-- Begin RECORD EXCERPTS --
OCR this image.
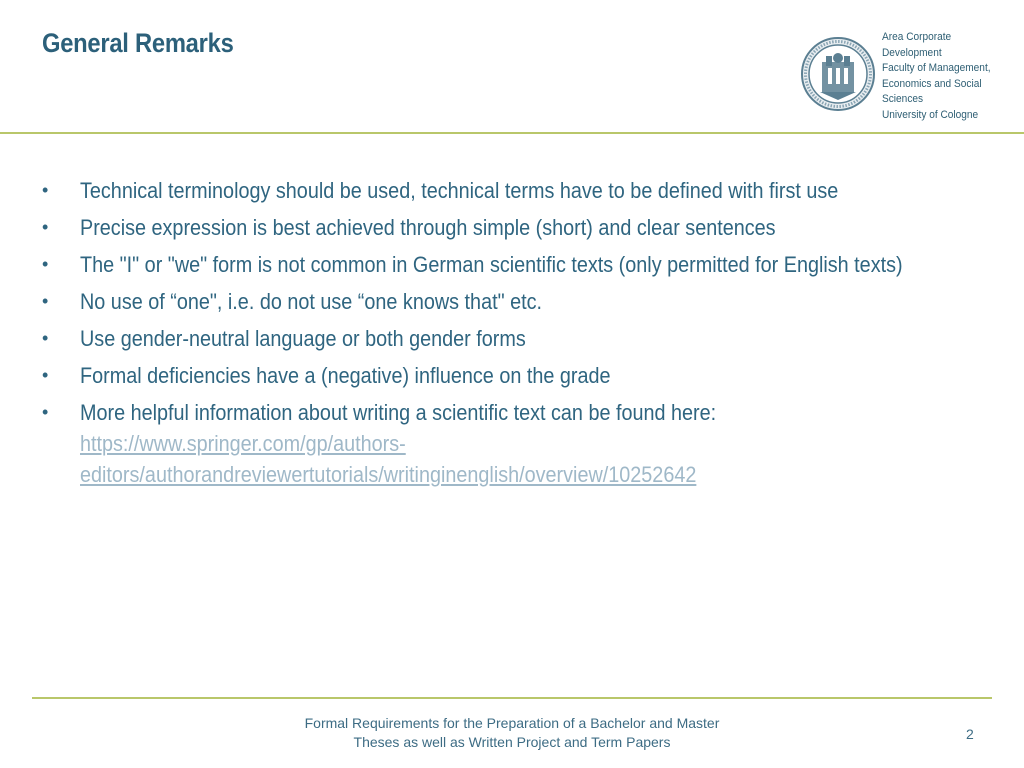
General Remarks	Area Corporate
Development
Faculty of Management,
Economics and Social
Sciences
University of Cologne
• Technical terminology should be used, technical terms have to be defined with first use
• Precise expression is best achieved through simple (short) and clear sentences
• The "I" or "we" form is not common in German scientific texts (only permitted for English texts)
• No use of “one", i.e. do not use “one knows that" etc.
• Use gender-neutral language or both gender forms
• Formal deficiencies have a (negative) influence on the grade
• More helpful information about writing a scientific text can be found here:
https://www.springer.com/gp/authors-
editors/authorandreviewertutorials/writinginenglish/overview/10252642
Formal Requirements for the Preparation of a Bachelor and Master
Theses as well as Written Project and Term Papers	2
-- End RECORD EXCERPTS --
AIM:
Each line that contains the string "Formal" counts once; say how many there are and nothing else.

TASK RESULT:
2